Pictures do not belong in the copy; restate the records below word for word.

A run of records
* start *
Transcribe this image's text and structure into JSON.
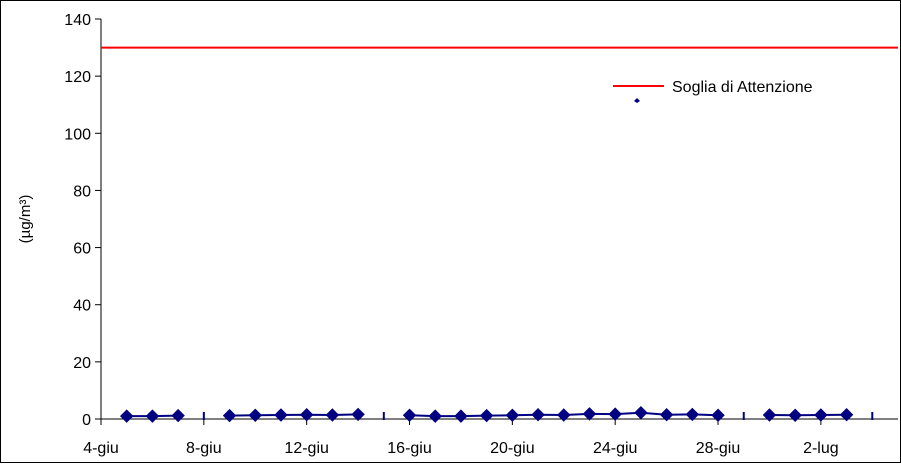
{
  "chart_data": {
    "type": "line",
    "title": "",
    "xlabel": "",
    "ylabel": "(µg/m³)",
    "ylim": [
      0,
      140
    ],
    "y_ticks": [
      "0",
      "20",
      "40",
      "60",
      "80",
      "100",
      "120",
      "140"
    ],
    "x_ticks": [
      "4-giu",
      "8-giu",
      "12-giu",
      "16-giu",
      "20-giu",
      "24-giu",
      "28-giu",
      "2-lug"
    ],
    "x_range": [
      "4-giu",
      "5-lug"
    ],
    "grid": false,
    "legend": "top-right",
    "series": [
      {
        "name": "",
        "color": "#000080",
        "marker": "diamond",
        "x": [
          "5-giu",
          "6-giu",
          "7-giu",
          "8-giu",
          "9-giu",
          "10-giu",
          "11-giu",
          "12-giu",
          "13-giu",
          "14-giu",
          "15-giu",
          "16-giu",
          "17-giu",
          "18-giu",
          "19-giu",
          "20-giu",
          "21-giu",
          "22-giu",
          "23-giu",
          "24-giu",
          "25-giu",
          "26-giu",
          "27-giu",
          "28-giu",
          "29-giu",
          "30-giu",
          "1-lug",
          "2-lug",
          "3-lug",
          "4-lug"
        ],
        "values": [
          1.0,
          1.0,
          1.2,
          null,
          1.2,
          1.3,
          1.4,
          1.5,
          1.4,
          1.6,
          null,
          1.3,
          1.0,
          1.0,
          1.2,
          1.3,
          1.5,
          1.4,
          1.8,
          1.7,
          2.2,
          1.5,
          1.6,
          1.3,
          null,
          1.4,
          1.3,
          1.4,
          1.5,
          null
        ]
      },
      {
        "name": "Soglia di Attenzione",
        "color": "#ff0000",
        "marker": "none",
        "constant": 130
      }
    ]
  }
}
* end *
### Response for this exercise
Transcribe this image's text and structure into JSON.
{
  "chart_data": {
    "type": "line",
    "title": "",
    "xlabel": "",
    "ylabel": "(µg/m³)",
    "ylim": [
      0,
      140
    ],
    "y_ticks": [
      "0",
      "20",
      "40",
      "60",
      "80",
      "100",
      "120",
      "140"
    ],
    "x_ticks": [
      "4-giu",
      "8-giu",
      "12-giu",
      "16-giu",
      "20-giu",
      "24-giu",
      "28-giu",
      "2-lug"
    ],
    "x_range": [
      "4-giu",
      "5-lug"
    ],
    "grid": false,
    "legend": "top-right",
    "series": [
      {
        "name": "",
        "color": "#000080",
        "marker": "diamond",
        "x": [
          "5-giu",
          "6-giu",
          "7-giu",
          "8-giu",
          "9-giu",
          "10-giu",
          "11-giu",
          "12-giu",
          "13-giu",
          "14-giu",
          "15-giu",
          "16-giu",
          "17-giu",
          "18-giu",
          "19-giu",
          "20-giu",
          "21-giu",
          "22-giu",
          "23-giu",
          "24-giu",
          "25-giu",
          "26-giu",
          "27-giu",
          "28-giu",
          "29-giu",
          "30-giu",
          "1-lug",
          "2-lug",
          "3-lug",
          "4-lug"
        ],
        "values": [
          1.0,
          1.0,
          1.2,
          null,
          1.2,
          1.3,
          1.4,
          1.5,
          1.4,
          1.6,
          null,
          1.3,
          1.0,
          1.0,
          1.2,
          1.3,
          1.5,
          1.4,
          1.8,
          1.7,
          2.2,
          1.5,
          1.6,
          1.3,
          null,
          1.4,
          1.3,
          1.4,
          1.5,
          null
        ]
      },
      {
        "name": "Soglia di Attenzione",
        "color": "#ff0000",
        "marker": "none",
        "constant": 130
      }
    ]
  }
}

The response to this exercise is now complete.